(Source data)
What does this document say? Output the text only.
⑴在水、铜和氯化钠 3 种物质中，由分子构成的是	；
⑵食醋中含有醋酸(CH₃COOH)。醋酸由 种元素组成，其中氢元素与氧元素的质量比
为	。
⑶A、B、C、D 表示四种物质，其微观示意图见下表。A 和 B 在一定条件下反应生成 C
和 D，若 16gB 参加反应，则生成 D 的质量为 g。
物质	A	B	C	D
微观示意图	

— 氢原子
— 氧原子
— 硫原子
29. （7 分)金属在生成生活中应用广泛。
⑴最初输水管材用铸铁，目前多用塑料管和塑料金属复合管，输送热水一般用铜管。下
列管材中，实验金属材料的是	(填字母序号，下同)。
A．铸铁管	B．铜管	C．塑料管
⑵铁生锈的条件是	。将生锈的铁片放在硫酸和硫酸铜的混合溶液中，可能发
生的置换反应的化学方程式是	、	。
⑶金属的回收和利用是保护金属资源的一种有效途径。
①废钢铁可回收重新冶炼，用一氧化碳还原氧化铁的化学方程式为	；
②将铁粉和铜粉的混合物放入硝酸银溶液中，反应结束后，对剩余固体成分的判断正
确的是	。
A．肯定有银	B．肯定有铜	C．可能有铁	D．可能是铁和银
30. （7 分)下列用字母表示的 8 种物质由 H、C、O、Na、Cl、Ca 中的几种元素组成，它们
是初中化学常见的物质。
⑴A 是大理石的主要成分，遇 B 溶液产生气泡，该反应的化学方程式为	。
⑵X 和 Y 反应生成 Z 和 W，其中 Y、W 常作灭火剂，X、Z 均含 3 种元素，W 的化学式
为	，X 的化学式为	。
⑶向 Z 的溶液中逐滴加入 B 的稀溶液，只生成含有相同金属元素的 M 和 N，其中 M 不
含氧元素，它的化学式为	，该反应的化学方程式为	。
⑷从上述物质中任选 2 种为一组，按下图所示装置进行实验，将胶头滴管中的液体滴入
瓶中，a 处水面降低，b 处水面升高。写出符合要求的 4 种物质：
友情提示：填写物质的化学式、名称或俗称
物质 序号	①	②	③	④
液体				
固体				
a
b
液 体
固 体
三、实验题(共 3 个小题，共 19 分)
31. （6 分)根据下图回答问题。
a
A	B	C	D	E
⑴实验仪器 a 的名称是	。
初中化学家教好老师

◆ **GIVEN TASK**:
Output every entry shown above, exactly.

◆ **EXERCISE ANSWER**:
What does this document say? Output the text only.
⑴在水、铜和氯化钠 3 种物质中，由分子构成的是	；
⑵食醋中含有醋酸(CH₃COOH)。醋酸由 种元素组成，其中氢元素与氧元素的质量比
为	。
⑶A、B、C、D 表示四种物质，其微观示意图见下表。A 和 B 在一定条件下反应生成 C
和 D，若 16gB 参加反应，则生成 D 的质量为 g。
物质	A	B	C	D
微观示意图	

— 氢原子
— 氧原子
— 硫原子
29. （7 分)金属在生成生活中应用广泛。
⑴最初输水管材用铸铁，目前多用塑料管和塑料金属复合管，输送热水一般用铜管。下
列管材中，实验金属材料的是	(填字母序号，下同)。
A．铸铁管	B．铜管	C．塑料管
⑵铁生锈的条件是	。将生锈的铁片放在硫酸和硫酸铜的混合溶液中，可能发
生的置换反应的化学方程式是	、	。
⑶金属的回收和利用是保护金属资源的一种有效途径。
①废钢铁可回收重新冶炼，用一氧化碳还原氧化铁的化学方程式为	；
②将铁粉和铜粉的混合物放入硝酸银溶液中，反应结束后，对剩余固体成分的判断正
确的是	。
A．肯定有银	B．肯定有铜	C．可能有铁	D．可能是铁和银
30. （7 分)下列用字母表示的 8 种物质由 H、C、O、Na、Cl、Ca 中的几种元素组成，它们
是初中化学常见的物质。
⑴A 是大理石的主要成分，遇 B 溶液产生气泡，该反应的化学方程式为	。
⑵X 和 Y 反应生成 Z 和 W，其中 Y、W 常作灭火剂，X、Z 均含 3 种元素，W 的化学式
为	，X 的化学式为	。
⑶向 Z 的溶液中逐滴加入 B 的稀溶液，只生成含有相同金属元素的 M 和 N，其中 M 不
含氧元素，它的化学式为	，该反应的化学方程式为	。
⑷从上述物质中任选 2 种为一组，按下图所示装置进行实验，将胶头滴管中的液体滴入
瓶中，a 处水面降低，b 处水面升高。写出符合要求的 4 种物质：
友情提示：填写物质的化学式、名称或俗称
物质 序号	①	②	③	④
液体				
固体				
a
b
液 体
固 体
三、实验题(共 3 个小题，共 19 分)
31. （6 分)根据下图回答问题。
a
A	B	C	D	E
⑴实验仪器 a 的名称是	。
初中化学家教好老师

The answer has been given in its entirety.